==== TASK MATERIAL ====

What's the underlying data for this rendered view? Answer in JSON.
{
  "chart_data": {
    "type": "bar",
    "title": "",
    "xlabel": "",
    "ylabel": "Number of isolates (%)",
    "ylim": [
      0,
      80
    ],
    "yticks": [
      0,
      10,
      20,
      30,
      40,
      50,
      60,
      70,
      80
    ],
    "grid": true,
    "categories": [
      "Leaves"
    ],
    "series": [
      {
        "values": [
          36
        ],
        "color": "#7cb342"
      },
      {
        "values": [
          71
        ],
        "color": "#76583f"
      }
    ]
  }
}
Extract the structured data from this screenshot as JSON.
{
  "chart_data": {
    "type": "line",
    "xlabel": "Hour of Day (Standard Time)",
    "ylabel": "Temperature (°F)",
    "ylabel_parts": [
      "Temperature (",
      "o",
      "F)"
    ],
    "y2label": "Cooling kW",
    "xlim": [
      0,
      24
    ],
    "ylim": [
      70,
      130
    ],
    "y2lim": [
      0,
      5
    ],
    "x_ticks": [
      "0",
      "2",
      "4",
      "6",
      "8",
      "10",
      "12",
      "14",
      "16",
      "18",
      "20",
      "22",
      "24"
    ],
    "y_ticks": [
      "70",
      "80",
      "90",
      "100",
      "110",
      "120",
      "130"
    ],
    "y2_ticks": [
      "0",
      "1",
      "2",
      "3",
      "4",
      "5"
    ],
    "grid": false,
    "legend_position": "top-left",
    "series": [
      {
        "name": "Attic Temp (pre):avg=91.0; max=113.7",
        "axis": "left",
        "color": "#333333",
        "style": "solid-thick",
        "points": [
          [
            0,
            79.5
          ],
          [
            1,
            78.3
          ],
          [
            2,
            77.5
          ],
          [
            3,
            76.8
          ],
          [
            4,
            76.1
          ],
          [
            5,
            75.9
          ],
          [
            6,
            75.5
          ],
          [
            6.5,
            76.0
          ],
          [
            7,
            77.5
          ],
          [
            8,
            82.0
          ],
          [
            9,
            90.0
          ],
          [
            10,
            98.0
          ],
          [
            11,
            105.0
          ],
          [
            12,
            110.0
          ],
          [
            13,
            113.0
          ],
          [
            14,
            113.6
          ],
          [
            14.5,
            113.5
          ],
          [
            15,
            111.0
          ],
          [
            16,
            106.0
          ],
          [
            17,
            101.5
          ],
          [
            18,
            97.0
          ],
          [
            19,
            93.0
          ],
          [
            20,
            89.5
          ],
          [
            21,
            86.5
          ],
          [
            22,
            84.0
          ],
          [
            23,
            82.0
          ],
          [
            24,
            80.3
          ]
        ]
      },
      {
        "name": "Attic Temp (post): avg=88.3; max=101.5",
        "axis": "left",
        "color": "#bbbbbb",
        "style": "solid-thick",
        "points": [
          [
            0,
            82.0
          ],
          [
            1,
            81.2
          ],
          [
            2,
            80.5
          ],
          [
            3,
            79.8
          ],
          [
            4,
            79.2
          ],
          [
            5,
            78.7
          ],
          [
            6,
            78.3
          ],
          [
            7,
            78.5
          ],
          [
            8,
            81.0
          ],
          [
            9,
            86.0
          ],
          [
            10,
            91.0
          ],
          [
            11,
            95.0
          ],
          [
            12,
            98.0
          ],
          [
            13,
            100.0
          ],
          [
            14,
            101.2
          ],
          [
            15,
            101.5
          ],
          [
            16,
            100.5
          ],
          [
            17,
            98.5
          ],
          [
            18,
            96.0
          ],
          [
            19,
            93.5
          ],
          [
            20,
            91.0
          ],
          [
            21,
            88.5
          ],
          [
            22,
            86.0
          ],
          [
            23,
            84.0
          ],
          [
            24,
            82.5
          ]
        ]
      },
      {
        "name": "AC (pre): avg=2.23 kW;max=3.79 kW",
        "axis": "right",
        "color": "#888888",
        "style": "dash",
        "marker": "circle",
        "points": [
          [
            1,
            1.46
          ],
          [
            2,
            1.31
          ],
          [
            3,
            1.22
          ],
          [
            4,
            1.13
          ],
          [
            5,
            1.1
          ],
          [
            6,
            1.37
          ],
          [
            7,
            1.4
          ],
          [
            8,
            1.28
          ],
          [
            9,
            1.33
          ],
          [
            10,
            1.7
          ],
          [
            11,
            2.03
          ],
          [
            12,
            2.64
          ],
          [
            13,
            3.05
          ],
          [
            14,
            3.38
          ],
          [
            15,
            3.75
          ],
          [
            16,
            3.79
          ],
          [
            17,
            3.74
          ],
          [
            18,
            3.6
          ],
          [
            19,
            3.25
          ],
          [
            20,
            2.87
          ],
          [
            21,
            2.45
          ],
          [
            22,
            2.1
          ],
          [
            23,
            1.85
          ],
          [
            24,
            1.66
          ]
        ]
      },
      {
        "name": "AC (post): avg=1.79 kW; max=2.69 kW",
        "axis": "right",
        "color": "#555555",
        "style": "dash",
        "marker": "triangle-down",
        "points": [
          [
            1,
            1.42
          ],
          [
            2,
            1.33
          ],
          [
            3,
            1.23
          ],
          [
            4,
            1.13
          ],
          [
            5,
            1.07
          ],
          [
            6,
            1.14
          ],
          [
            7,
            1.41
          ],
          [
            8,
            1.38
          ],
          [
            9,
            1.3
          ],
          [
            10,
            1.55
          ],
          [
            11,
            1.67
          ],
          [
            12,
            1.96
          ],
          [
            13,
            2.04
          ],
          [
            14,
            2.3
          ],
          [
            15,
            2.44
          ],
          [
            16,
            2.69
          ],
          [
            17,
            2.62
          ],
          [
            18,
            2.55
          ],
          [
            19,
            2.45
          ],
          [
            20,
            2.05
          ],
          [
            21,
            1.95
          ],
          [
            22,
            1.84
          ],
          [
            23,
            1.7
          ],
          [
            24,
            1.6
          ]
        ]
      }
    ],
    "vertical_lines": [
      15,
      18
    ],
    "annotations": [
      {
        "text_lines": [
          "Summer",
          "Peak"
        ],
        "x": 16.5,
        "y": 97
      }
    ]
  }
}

====

● THE TASK: Print out every entry, keeping each one exact.

● TASK RESULT:
What's the underlying data for this rendered view? Answer in JSON.
{
  "chart_data": {
    "type": "bar",
    "title": "",
    "xlabel": "",
    "ylabel": "Number of isolates (%)",
    "ylim": [
      0,
      80
    ],
    "yticks": [
      0,
      10,
      20,
      30,
      40,
      50,
      60,
      70,
      80
    ],
    "grid": true,
    "categories": [
      "Leaves"
    ],
    "series": [
      {
        "values": [
          36
        ],
        "color": "#7cb342"
      },
      {
        "values": [
          71
        ],
        "color": "#76583f"
      }
    ]
  }
}
Extract the structured data from this screenshot as JSON.
{
  "chart_data": {
    "type": "line",
    "xlabel": "Hour of Day (Standard Time)",
    "ylabel": "Temperature (°F)",
    "ylabel_parts": [
      "Temperature (",
      "o",
      "F)"
    ],
    "y2label": "Cooling kW",
    "xlim": [
      0,
      24
    ],
    "ylim": [
      70,
      130
    ],
    "y2lim": [
      0,
      5
    ],
    "x_ticks": [
      "0",
      "2",
      "4",
      "6",
      "8",
      "10",
      "12",
      "14",
      "16",
      "18",
      "20",
      "22",
      "24"
    ],
    "y_ticks": [
      "70",
      "80",
      "90",
      "100",
      "110",
      "120",
      "130"
    ],
    "y2_ticks": [
      "0",
      "1",
      "2",
      "3",
      "4",
      "5"
    ],
    "grid": false,
    "legend_position": "top-left",
    "series": [
      {
        "name": "Attic Temp (pre):avg=91.0; max=113.7",
        "axis": "left",
        "color": "#333333",
        "style": "solid-thick",
        "points": [
          [
            0,
            79.5
          ],
          [
            1,
            78.3
          ],
          [
            2,
            77.5
          ],
          [
            3,
            76.8
          ],
          [
            4,
            76.1
          ],
          [
            5,
            75.9
          ],
          [
            6,
            75.5
          ],
          [
            6.5,
            76.0
          ],
          [
            7,
            77.5
          ],
          [
            8,
            82.0
          ],
          [
            9,
            90.0
          ],
          [
            10,
            98.0
          ],
          [
            11,
            105.0
          ],
          [
            12,
            110.0
          ],
          [
            13,
            113.0
          ],
          [
            14,
            113.6
          ],
          [
            14.5,
            113.5
          ],
          [
            15,
            111.0
          ],
          [
            16,
            106.0
          ],
          [
            17,
            101.5
          ],
          [
            18,
            97.0
          ],
          [
            19,
            93.0
          ],
          [
            20,
            89.5
          ],
          [
            21,
            86.5
          ],
          [
            22,
            84.0
          ],
          [
            23,
            82.0
          ],
          [
            24,
            80.3
          ]
        ]
      },
      {
        "name": "Attic Temp (post): avg=88.3; max=101.5",
        "axis": "left",
        "color": "#bbbbbb",
        "style": "solid-thick",
        "points": [
          [
            0,
            82.0
          ],
          [
            1,
            81.2
          ],
          [
            2,
            80.5
          ],
          [
            3,
            79.8
          ],
          [
            4,
            79.2
          ],
          [
            5,
            78.7
          ],
          [
            6,
            78.3
          ],
          [
            7,
            78.5
          ],
          [
            8,
            81.0
          ],
          [
            9,
            86.0
          ],
          [
            10,
            91.0
          ],
          [
            11,
            95.0
          ],
          [
            12,
            98.0
          ],
          [
            13,
            100.0
          ],
          [
            14,
            101.2
          ],
          [
            15,
            101.5
          ],
          [
            16,
            100.5
          ],
          [
            17,
            98.5
          ],
          [
            18,
            96.0
          ],
          [
            19,
            93.5
          ],
          [
            20,
            91.0
          ],
          [
            21,
            88.5
          ],
          [
            22,
            86.0
          ],
          [
            23,
            84.0
          ],
          [
            24,
            82.5
          ]
        ]
      },
      {
        "name": "AC (pre): avg=2.23 kW;max=3.79 kW",
        "axis": "right",
        "color": "#888888",
        "style": "dash",
        "marker": "circle",
        "points": [
          [
            1,
            1.46
          ],
          [
            2,
            1.31
          ],
          [
            3,
            1.22
          ],
          [
            4,
            1.13
          ],
          [
            5,
            1.1
          ],
          [
            6,
            1.37
          ],
          [
            7,
            1.4
          ],
          [
            8,
            1.28
          ],
          [
            9,
            1.33
          ],
          [
            10,
            1.7
          ],
          [
            11,
            2.03
          ],
          [
            12,
            2.64
          ],
          [
            13,
            3.05
          ],
          [
            14,
            3.38
          ],
          [
            15,
            3.75
          ],
          [
            16,
            3.79
          ],
          [
            17,
            3.74
          ],
          [
            18,
            3.6
          ],
          [
            19,
            3.25
          ],
          [
            20,
            2.87
          ],
          [
            21,
            2.45
          ],
          [
            22,
            2.1
          ],
          [
            23,
            1.85
          ],
          [
            24,
            1.66
          ]
        ]
      },
      {
        "name": "AC (post): avg=1.79 kW; max=2.69 kW",
        "axis": "right",
        "color": "#555555",
        "style": "dash",
        "marker": "triangle-down",
        "points": [
          [
            1,
            1.42
          ],
          [
            2,
            1.33
          ],
          [
            3,
            1.23
          ],
          [
            4,
            1.13
          ],
          [
            5,
            1.07
          ],
          [
            6,
            1.14
          ],
          [
            7,
            1.41
          ],
          [
            8,
            1.38
          ],
          [
            9,
            1.3
          ],
          [
            10,
            1.55
          ],
          [
            11,
            1.67
          ],
          [
            12,
            1.96
          ],
          [
            13,
            2.04
          ],
          [
            14,
            2.3
          ],
          [
            15,
            2.44
          ],
          [
            16,
            2.69
          ],
          [
            17,
            2.62
          ],
          [
            18,
            2.55
          ],
          [
            19,
            2.45
          ],
          [
            20,
            2.05
          ],
          [
            21,
            1.95
          ],
          [
            22,
            1.84
          ],
          [
            23,
            1.7
          ],
          [
            24,
            1.6
          ]
        ]
      }
    ],
    "vertical_lines": [
      15,
      18
    ],
    "annotations": [
      {
        "text_lines": [
          "Summer",
          "Peak"
        ],
        "x": 16.5,
        "y": 97
      }
    ]
  }
}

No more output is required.